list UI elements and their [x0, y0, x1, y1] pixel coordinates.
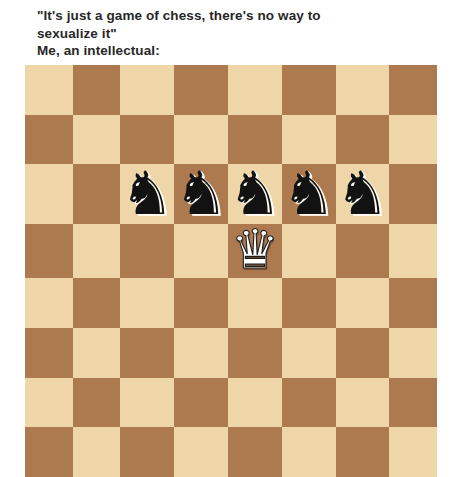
board-square-g8 [336, 65, 390, 115]
board-square-d4 [174, 278, 228, 328]
board-square-b5 [73, 224, 121, 278]
board-square-b1 [73, 427, 121, 477]
board-square-e8 [228, 65, 282, 115]
board-square-g3 [336, 328, 390, 378]
board-square-a4 [25, 278, 73, 328]
board-square-f6: ♞ [282, 164, 336, 224]
chess-board: ♞♞♞♞♞♛ [25, 65, 437, 477]
board-square-d7 [174, 115, 228, 165]
board-square-c4 [120, 278, 174, 328]
board-square-e3 [228, 328, 282, 378]
board-square-c3 [120, 328, 174, 378]
board-square-h7 [389, 115, 437, 165]
board-square-a1 [25, 427, 73, 477]
board-square-h3 [389, 328, 437, 378]
board-square-b2 [73, 378, 121, 428]
board-square-c2 [120, 378, 174, 428]
black-knight-piece: ♞ [336, 163, 390, 223]
board-square-f5 [282, 224, 336, 278]
board-square-e2 [228, 378, 282, 428]
board-square-c5 [120, 224, 174, 278]
board-square-f3 [282, 328, 336, 378]
board-square-d5 [174, 224, 228, 278]
board-square-h4 [389, 278, 437, 328]
board-square-d6: ♞ [174, 164, 228, 224]
board-square-h8 [389, 65, 437, 115]
board-square-c7 [120, 115, 174, 165]
board-square-f7 [282, 115, 336, 165]
black-knight-piece: ♞ [282, 163, 336, 223]
board-square-a7 [25, 115, 73, 165]
board-square-g5 [336, 224, 390, 278]
meme-caption: "It's just a game of chess, there's no w… [37, 7, 437, 60]
board-square-h2 [389, 378, 437, 428]
board-square-g6: ♞ [336, 164, 390, 224]
board-square-b7 [73, 115, 121, 165]
board-square-h1 [389, 427, 437, 477]
board-square-c8 [120, 65, 174, 115]
board-square-d8 [174, 65, 228, 115]
board-square-b8 [73, 65, 121, 115]
board-square-f1 [282, 427, 336, 477]
black-knight-piece: ♞ [174, 163, 228, 223]
board-square-b3 [73, 328, 121, 378]
board-square-d3 [174, 328, 228, 378]
board-square-a6 [25, 164, 73, 224]
caption-line-3: Me, an intellectual: [37, 42, 437, 60]
board-square-c6: ♞ [120, 164, 174, 224]
board-square-b4 [73, 278, 121, 328]
board-square-d1 [174, 427, 228, 477]
board-square-e7 [228, 115, 282, 165]
black-knight-piece: ♞ [120, 163, 174, 223]
caption-line-1: "It's just a game of chess, there's no w… [37, 7, 437, 25]
board-square-e5: ♛ [228, 224, 282, 278]
board-square-a5 [25, 224, 73, 278]
board-square-a2 [25, 378, 73, 428]
board-square-c1 [120, 427, 174, 477]
board-square-e1 [228, 427, 282, 477]
board-square-e4 [228, 278, 282, 328]
black-knight-piece: ♞ [228, 163, 282, 223]
white-queen-piece: ♛ [231, 223, 279, 277]
board-square-d2 [174, 378, 228, 428]
board-square-e6: ♞ [228, 164, 282, 224]
board-square-a8 [25, 65, 73, 115]
board-square-f2 [282, 378, 336, 428]
board-square-b6 [73, 164, 121, 224]
board-square-f8 [282, 65, 336, 115]
board-square-g7 [336, 115, 390, 165]
board-square-h6 [389, 164, 437, 224]
board-square-h5 [389, 224, 437, 278]
board-square-g4 [336, 278, 390, 328]
board-square-a3 [25, 328, 73, 378]
caption-line-2: sexualize it" [37, 25, 437, 43]
board-square-g2 [336, 378, 390, 428]
board-square-g1 [336, 427, 390, 477]
board-square-f4 [282, 278, 336, 328]
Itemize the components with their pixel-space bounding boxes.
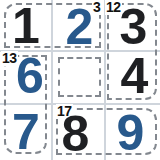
cell-r2c2[interactable] xyxy=(52,51,105,104)
cell-r3c3[interactable]: 9 xyxy=(105,104,160,160)
digit: 2 xyxy=(66,2,94,52)
digit: 3 xyxy=(120,2,148,52)
digit: 7 xyxy=(12,107,40,157)
cell-r2c1[interactable]: 6 xyxy=(0,51,52,104)
digit: 8 xyxy=(62,109,90,159)
digit: 9 xyxy=(117,108,145,158)
cell-r2c3[interactable]: 4 xyxy=(105,51,160,104)
cell-grid: 1 2 3 6 4 7 8 9 xyxy=(0,0,160,160)
cell-r3c1[interactable]: 7 xyxy=(0,104,52,160)
cell-r1c3[interactable]: 3 xyxy=(105,0,160,51)
digit: 6 xyxy=(16,51,44,101)
killer-sudoku-board: 3 12 13 17 1 2 3 6 4 7 8 9 xyxy=(0,0,160,160)
digit: 4 xyxy=(121,51,149,101)
cell-r1c1[interactable]: 1 xyxy=(0,0,52,51)
digit: 1 xyxy=(12,1,40,51)
cell-r1c2[interactable]: 2 xyxy=(52,0,105,51)
cell-r3c2[interactable]: 8 xyxy=(52,104,105,160)
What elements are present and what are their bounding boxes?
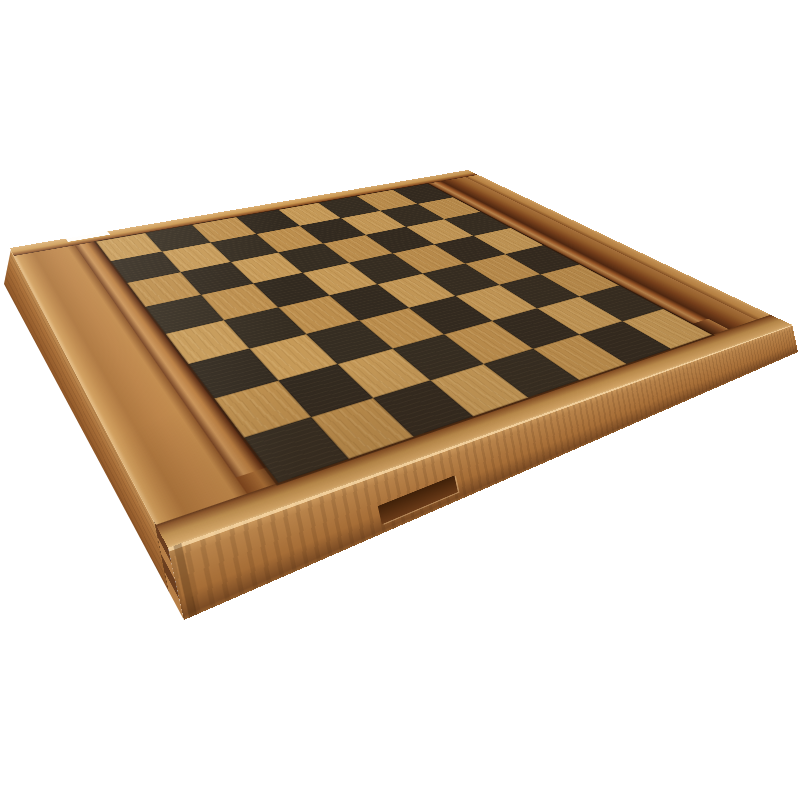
lid-slide-slot <box>378 476 458 525</box>
photo-background <box>0 0 800 800</box>
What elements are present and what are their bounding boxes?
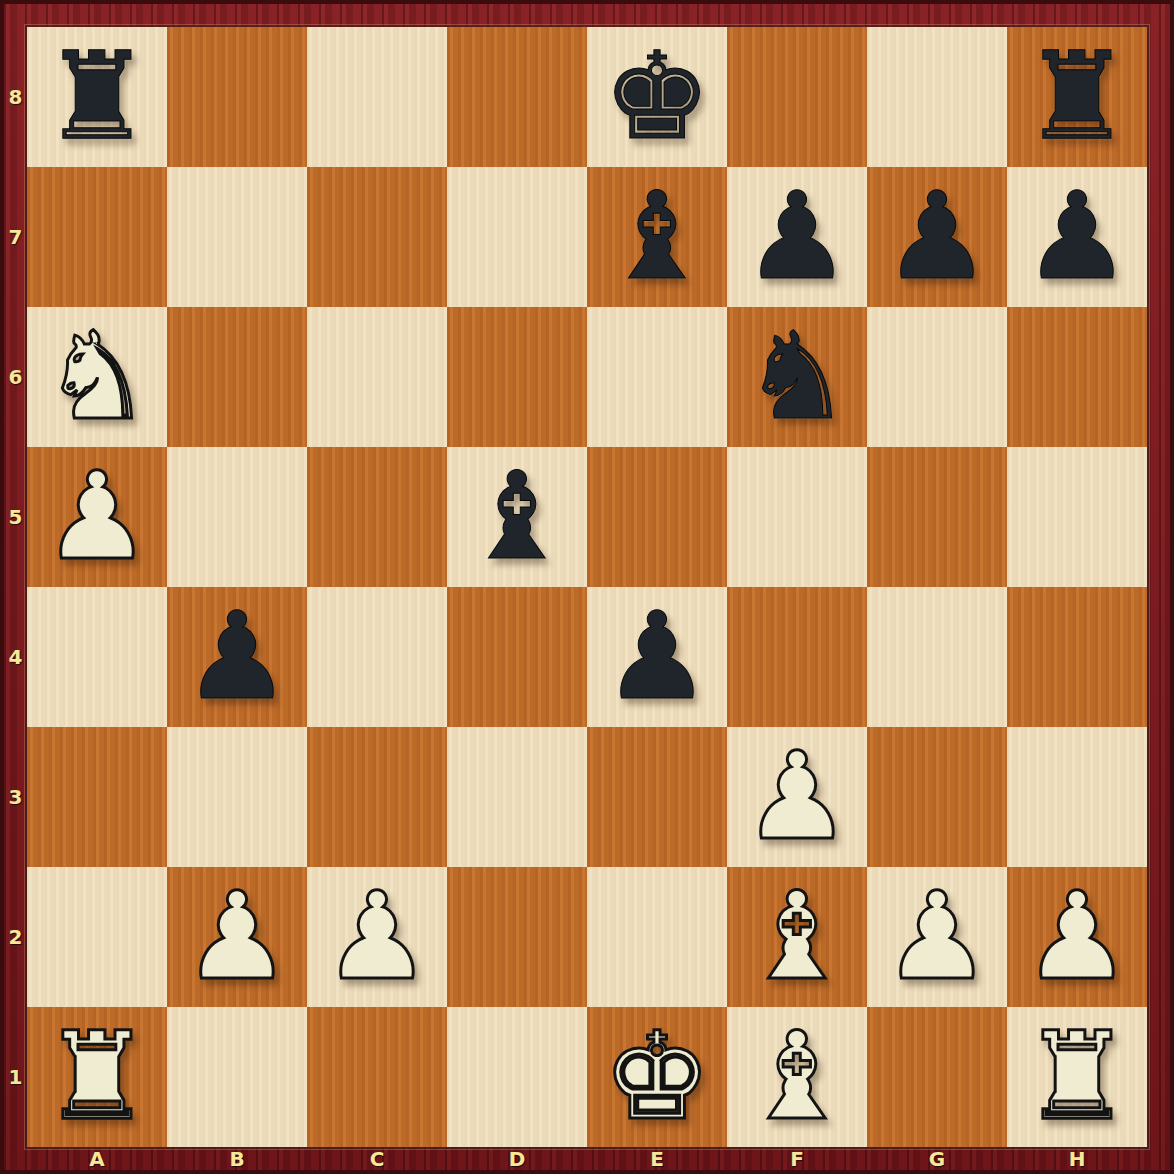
• • • • • • •
[What you are asked to do]: Please copy out all of the entries above line for line, with no changes, and leave out the pictures.

[Answer to this task]:
list UI elements and their [x0, y0, x1, y1] pixel coordinates.
board-square-g8 [336, 65, 390, 115]
board-square-d4 [174, 278, 228, 328]
board-square-b5 [73, 224, 121, 278]
board-square-b1 [73, 427, 121, 477]
board-square-e8 [228, 65, 282, 115]
board-square-g3 [336, 328, 390, 378]
board-square-a4 [25, 278, 73, 328]
board-square-f6: ♞ [282, 164, 336, 224]
chess-board: ♞♞♞♞♞♛ [25, 65, 437, 477]
board-square-d7 [174, 115, 228, 165]
board-square-c4 [120, 278, 174, 328]
board-square-e3 [228, 328, 282, 378]
board-square-c3 [120, 328, 174, 378]
board-square-h7 [389, 115, 437, 165]
board-square-a1 [25, 427, 73, 477]
board-square-h3 [389, 328, 437, 378]
board-square-b2 [73, 378, 121, 428]
board-square-c2 [120, 378, 174, 428]
black-knight-piece: ♞ [336, 163, 390, 223]
board-square-f5 [282, 224, 336, 278]
board-square-e2 [228, 378, 282, 428]
board-square-c5 [120, 224, 174, 278]
board-square-f3 [282, 328, 336, 378]
board-square-d5 [174, 224, 228, 278]
board-square-h4 [389, 278, 437, 328]
board-square-d6: ♞ [174, 164, 228, 224]
board-square-h8 [389, 65, 437, 115]
board-square-c7 [120, 115, 174, 165]
board-square-f7 [282, 115, 336, 165]
black-knight-piece: ♞ [282, 163, 336, 223]
board-square-a7 [25, 115, 73, 165]
board-square-g5 [336, 224, 390, 278]
meme-caption: "It's just a game of chess, there's no w… [37, 7, 437, 60]
board-square-h2 [389, 378, 437, 428]
board-square-g6: ♞ [336, 164, 390, 224]
board-square-b7 [73, 115, 121, 165]
board-square-h1 [389, 427, 437, 477]
board-square-c8 [120, 65, 174, 115]
board-square-d8 [174, 65, 228, 115]
board-square-b8 [73, 65, 121, 115]
board-square-f1 [282, 427, 336, 477]
black-knight-piece: ♞ [174, 163, 228, 223]
board-square-b3 [73, 328, 121, 378]
board-square-d3 [174, 328, 228, 378]
board-square-a6 [25, 164, 73, 224]
caption-line-3: Me, an intellectual: [37, 42, 437, 60]
board-square-c6: ♞ [120, 164, 174, 224]
board-square-b4 [73, 278, 121, 328]
board-square-d1 [174, 427, 228, 477]
board-square-e7 [228, 115, 282, 165]
black-knight-piece: ♞ [120, 163, 174, 223]
caption-line-1: "It's just a game of chess, there's no w… [37, 7, 437, 25]
board-square-e5: ♛ [228, 224, 282, 278]
board-square-a5 [25, 224, 73, 278]
board-square-a2 [25, 378, 73, 428]
board-square-c1 [120, 427, 174, 477]
board-square-e1 [228, 427, 282, 477]
board-square-e4 [228, 278, 282, 328]
black-knight-piece: ♞ [228, 163, 282, 223]
white-queen-piece: ♛ [231, 223, 279, 277]
board-square-d2 [174, 378, 228, 428]
board-square-e6: ♞ [228, 164, 282, 224]
board-square-a8 [25, 65, 73, 115]
board-square-f2 [282, 378, 336, 428]
board-square-b6 [73, 164, 121, 224]
board-square-f8 [282, 65, 336, 115]
board-square-g7 [336, 115, 390, 165]
board-square-h6 [389, 164, 437, 224]
board-square-h5 [389, 224, 437, 278]
board-square-g4 [336, 278, 390, 328]
board-square-a3 [25, 328, 73, 378]
caption-line-2: sexualize it" [37, 25, 437, 43]
board-square-g2 [336, 378, 390, 428]
board-square-g1 [336, 427, 390, 477]
board-square-f4 [282, 278, 336, 328]
Itemize the components with their pixel-space bounding boxes.
cell-r2c2[interactable] xyxy=(52,51,105,104)
cell-r3c3[interactable]: 9 xyxy=(105,104,160,160)
digit: 2 xyxy=(66,2,94,52)
digit: 3 xyxy=(120,2,148,52)
digit: 7 xyxy=(12,107,40,157)
cell-r2c1[interactable]: 6 xyxy=(0,51,52,104)
digit: 8 xyxy=(62,109,90,159)
digit: 9 xyxy=(117,108,145,158)
cell-r2c3[interactable]: 4 xyxy=(105,51,160,104)
cell-grid: 1 2 3 6 4 7 8 9 xyxy=(0,0,160,160)
cell-r3c1[interactable]: 7 xyxy=(0,104,52,160)
cell-r1c3[interactable]: 3 xyxy=(105,0,160,51)
digit: 6 xyxy=(16,51,44,101)
killer-sudoku-board: 3 12 13 17 1 2 3 6 4 7 8 9 xyxy=(0,0,160,160)
digit: 4 xyxy=(121,51,149,101)
cell-r1c1[interactable]: 1 xyxy=(0,0,52,51)
digit: 1 xyxy=(12,1,40,51)
cell-r1c2[interactable]: 2 xyxy=(52,0,105,51)
cell-r3c2[interactable]: 8 xyxy=(52,104,105,160)
What elements are present and what are their bounding boxes?
lid-slide-slot <box>378 476 458 525</box>
photo-background <box>0 0 800 800</box>
What elements are present and what are their bounding boxes?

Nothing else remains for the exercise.